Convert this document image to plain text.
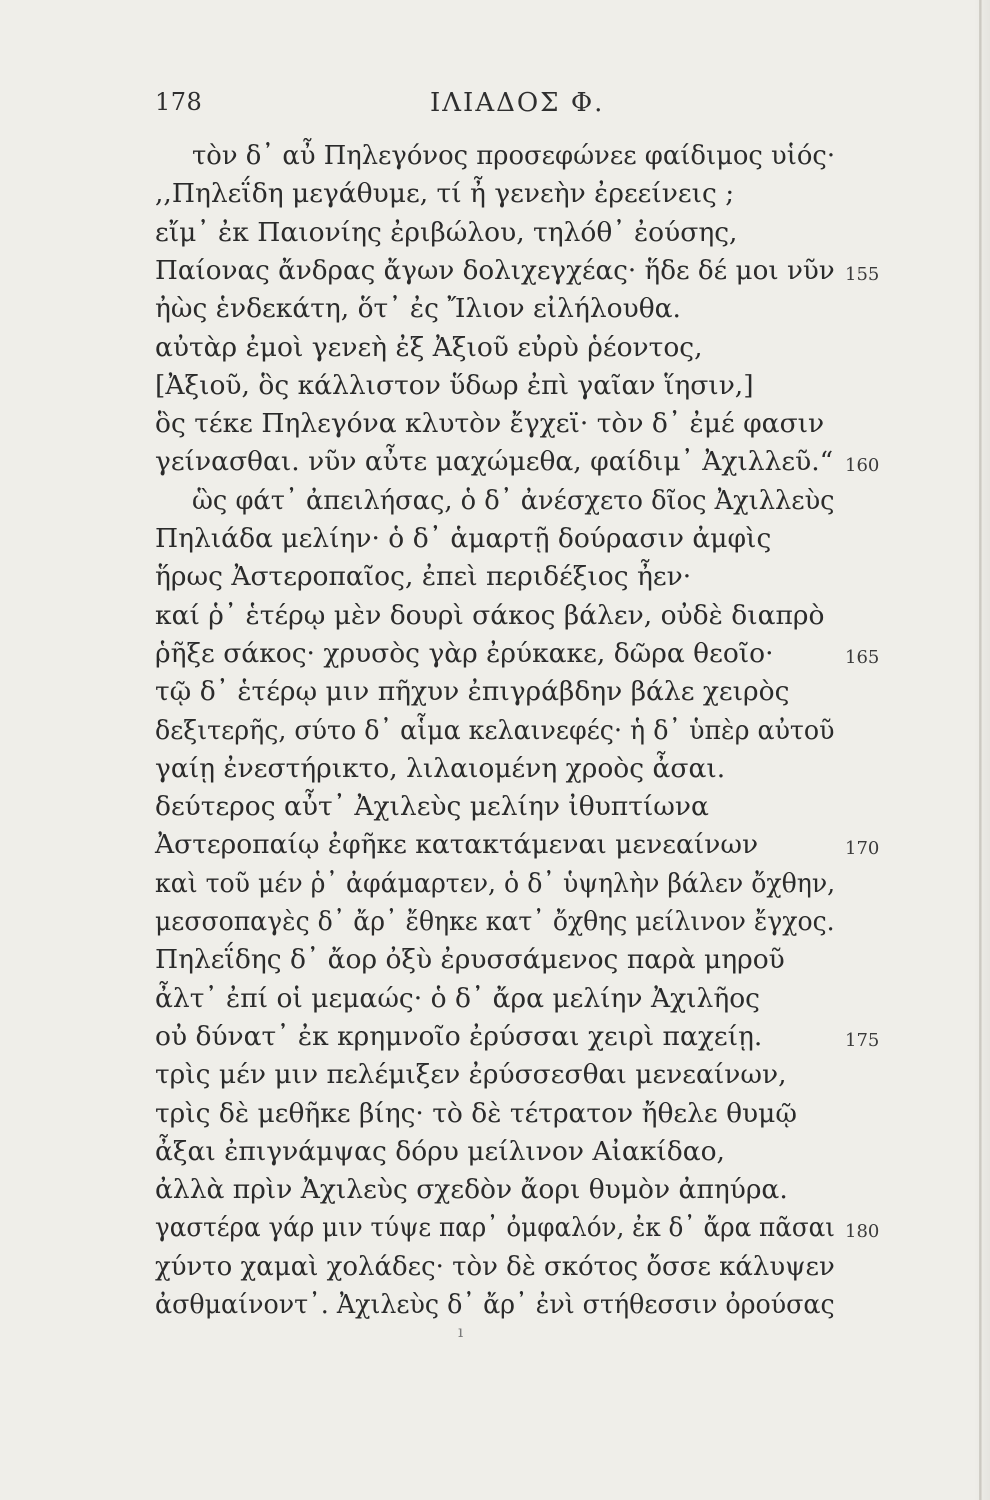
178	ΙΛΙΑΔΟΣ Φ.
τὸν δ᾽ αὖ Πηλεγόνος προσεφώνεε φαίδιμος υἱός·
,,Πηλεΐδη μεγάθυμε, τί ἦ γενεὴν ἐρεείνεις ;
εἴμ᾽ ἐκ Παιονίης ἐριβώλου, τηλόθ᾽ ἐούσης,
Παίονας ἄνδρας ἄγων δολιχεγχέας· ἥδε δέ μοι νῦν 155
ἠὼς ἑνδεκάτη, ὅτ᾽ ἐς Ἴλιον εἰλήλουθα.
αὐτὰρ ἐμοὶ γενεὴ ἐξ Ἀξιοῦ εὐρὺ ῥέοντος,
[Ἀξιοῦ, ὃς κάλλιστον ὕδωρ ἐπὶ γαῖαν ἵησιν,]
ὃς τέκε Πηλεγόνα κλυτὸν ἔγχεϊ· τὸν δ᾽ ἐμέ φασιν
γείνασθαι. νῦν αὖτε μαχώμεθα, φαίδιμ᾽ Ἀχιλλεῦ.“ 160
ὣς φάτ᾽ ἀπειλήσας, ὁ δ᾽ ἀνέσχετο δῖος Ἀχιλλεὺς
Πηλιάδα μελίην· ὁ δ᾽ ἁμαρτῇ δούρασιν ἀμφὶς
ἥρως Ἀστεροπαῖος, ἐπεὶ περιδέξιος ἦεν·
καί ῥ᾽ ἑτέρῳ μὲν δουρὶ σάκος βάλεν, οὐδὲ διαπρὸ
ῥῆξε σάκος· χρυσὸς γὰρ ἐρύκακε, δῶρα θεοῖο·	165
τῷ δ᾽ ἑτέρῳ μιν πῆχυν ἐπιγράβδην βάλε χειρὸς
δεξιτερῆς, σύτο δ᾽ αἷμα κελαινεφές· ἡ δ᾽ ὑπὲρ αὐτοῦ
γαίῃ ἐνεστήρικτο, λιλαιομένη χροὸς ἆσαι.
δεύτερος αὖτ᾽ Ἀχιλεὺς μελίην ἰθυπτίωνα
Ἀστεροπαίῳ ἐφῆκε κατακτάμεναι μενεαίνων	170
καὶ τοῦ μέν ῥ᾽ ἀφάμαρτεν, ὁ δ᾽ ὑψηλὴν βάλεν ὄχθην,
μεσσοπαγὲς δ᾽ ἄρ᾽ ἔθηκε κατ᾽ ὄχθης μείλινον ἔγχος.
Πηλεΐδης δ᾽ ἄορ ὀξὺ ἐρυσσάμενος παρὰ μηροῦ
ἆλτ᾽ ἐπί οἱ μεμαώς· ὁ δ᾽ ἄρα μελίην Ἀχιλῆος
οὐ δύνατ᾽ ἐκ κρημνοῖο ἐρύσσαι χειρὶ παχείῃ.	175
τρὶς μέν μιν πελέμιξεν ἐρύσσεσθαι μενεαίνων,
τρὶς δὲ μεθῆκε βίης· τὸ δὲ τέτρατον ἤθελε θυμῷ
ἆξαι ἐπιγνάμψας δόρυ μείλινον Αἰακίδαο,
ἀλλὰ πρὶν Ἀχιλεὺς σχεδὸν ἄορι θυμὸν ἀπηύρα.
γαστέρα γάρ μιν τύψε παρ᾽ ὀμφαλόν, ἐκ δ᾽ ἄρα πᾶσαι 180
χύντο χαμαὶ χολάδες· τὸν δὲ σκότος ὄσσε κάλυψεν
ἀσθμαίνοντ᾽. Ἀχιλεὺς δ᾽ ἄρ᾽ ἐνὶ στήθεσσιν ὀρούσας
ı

###

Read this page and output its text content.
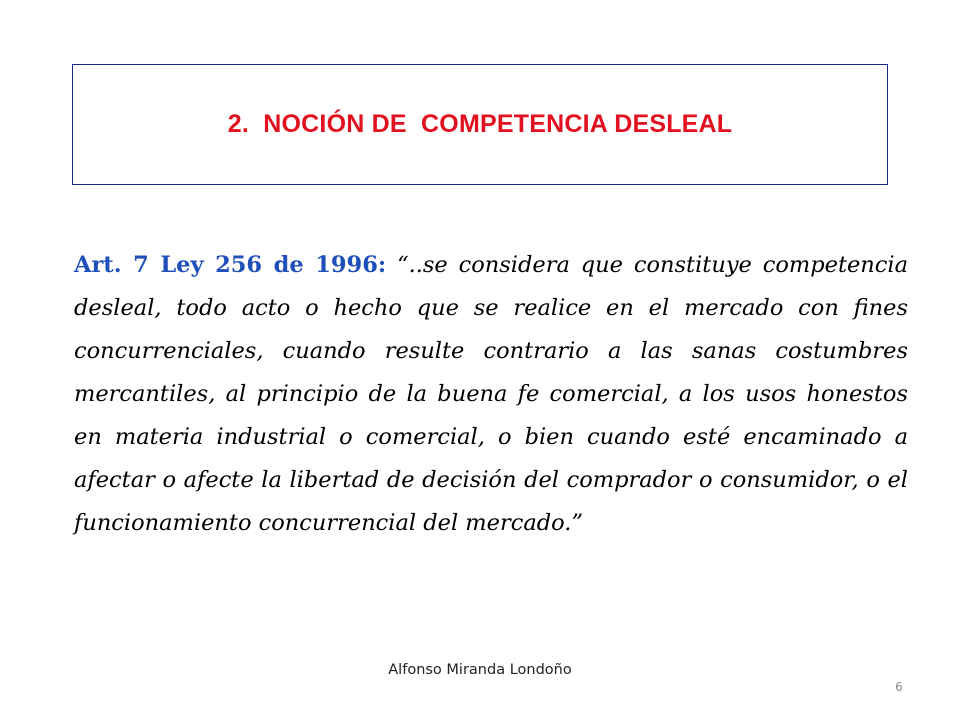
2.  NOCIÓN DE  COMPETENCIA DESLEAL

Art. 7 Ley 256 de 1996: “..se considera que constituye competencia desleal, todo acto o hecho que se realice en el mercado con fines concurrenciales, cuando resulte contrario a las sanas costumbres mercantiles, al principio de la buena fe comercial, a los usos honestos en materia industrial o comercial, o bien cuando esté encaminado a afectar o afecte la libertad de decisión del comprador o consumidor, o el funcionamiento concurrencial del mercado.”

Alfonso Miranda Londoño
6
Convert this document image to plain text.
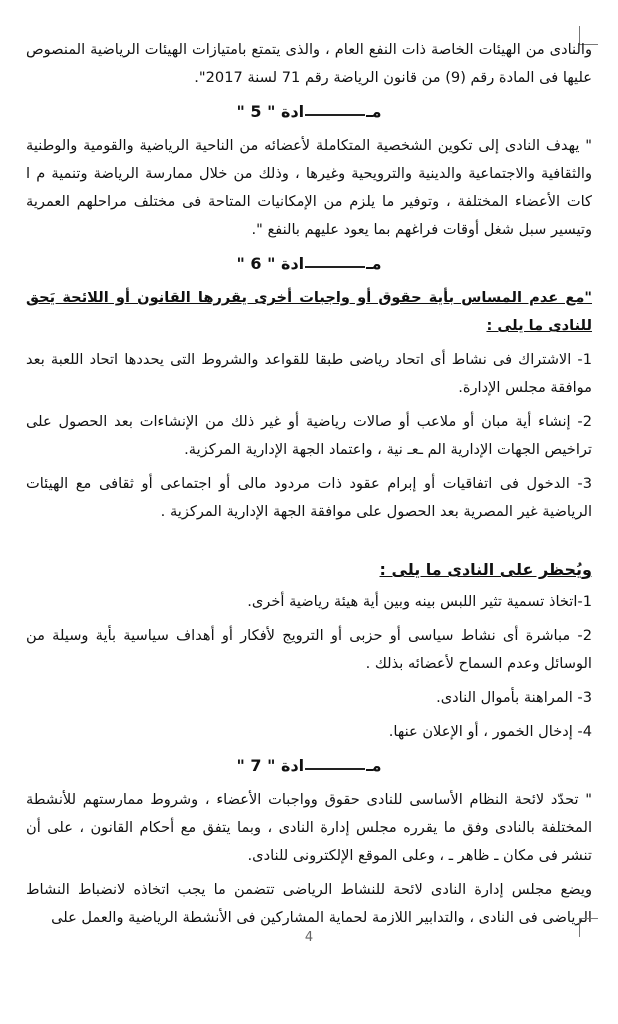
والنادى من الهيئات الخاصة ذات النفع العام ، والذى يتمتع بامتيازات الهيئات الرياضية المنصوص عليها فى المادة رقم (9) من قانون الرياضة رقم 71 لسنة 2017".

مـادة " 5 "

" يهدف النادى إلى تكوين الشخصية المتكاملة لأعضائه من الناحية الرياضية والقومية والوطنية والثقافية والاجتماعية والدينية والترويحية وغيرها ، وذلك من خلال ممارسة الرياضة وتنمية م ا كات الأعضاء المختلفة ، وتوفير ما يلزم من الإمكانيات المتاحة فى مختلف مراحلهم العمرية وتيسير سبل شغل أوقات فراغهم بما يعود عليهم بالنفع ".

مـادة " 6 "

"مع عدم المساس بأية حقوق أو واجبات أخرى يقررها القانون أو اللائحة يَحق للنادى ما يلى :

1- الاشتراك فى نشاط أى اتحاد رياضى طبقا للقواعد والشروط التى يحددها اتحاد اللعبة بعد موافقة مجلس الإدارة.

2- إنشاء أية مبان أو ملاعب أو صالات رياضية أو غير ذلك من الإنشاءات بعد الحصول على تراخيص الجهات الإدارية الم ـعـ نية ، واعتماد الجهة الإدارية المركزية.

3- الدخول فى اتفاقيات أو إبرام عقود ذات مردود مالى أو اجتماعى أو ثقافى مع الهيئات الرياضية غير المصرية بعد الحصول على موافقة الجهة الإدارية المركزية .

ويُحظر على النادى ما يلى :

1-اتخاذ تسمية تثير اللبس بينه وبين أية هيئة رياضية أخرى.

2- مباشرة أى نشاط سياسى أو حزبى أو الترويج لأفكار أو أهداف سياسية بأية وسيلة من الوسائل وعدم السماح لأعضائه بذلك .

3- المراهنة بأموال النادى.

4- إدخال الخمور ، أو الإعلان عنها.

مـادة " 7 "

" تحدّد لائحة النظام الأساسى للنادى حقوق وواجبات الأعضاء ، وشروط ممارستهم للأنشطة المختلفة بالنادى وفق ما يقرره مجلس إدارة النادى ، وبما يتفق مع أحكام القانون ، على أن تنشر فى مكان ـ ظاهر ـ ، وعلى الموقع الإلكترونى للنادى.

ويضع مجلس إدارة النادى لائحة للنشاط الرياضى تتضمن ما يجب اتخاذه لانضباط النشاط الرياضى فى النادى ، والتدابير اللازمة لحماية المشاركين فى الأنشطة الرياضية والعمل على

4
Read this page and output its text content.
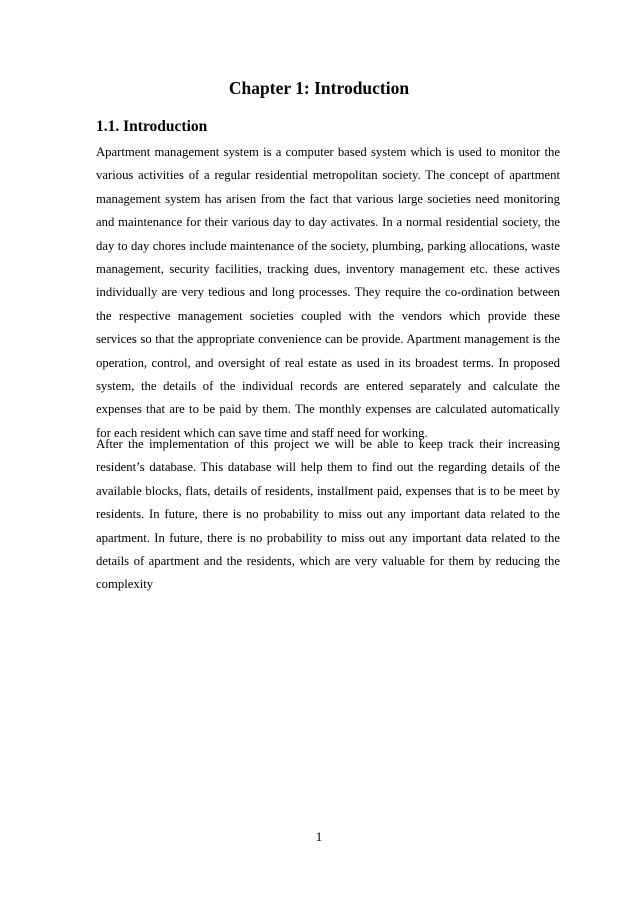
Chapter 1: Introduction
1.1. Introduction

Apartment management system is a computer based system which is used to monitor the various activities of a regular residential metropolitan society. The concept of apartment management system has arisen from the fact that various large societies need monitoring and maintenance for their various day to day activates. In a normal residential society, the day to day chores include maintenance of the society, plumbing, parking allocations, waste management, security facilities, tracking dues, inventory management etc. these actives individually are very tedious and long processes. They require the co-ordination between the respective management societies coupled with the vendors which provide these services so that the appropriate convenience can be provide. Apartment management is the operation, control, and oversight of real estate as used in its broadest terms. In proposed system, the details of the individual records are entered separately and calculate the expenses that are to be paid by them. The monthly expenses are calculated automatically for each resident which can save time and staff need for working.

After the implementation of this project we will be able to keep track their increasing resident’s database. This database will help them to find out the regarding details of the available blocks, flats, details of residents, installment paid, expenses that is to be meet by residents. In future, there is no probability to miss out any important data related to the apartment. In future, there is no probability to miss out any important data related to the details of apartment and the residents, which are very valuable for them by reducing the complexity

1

###

▶ What you are asked to do: Gather all lines of the records that include the word "μείλινον".

▶ Result for this exercise:
μεσσοπαγὲς δ᾽ ἄρ᾽ ἔθηκε κατ᾽ ὄχθης μείλινον ἔγχος.
ἆξαι ἐπιγνάμψας δόρυ μείλινον Αἰακίδαο,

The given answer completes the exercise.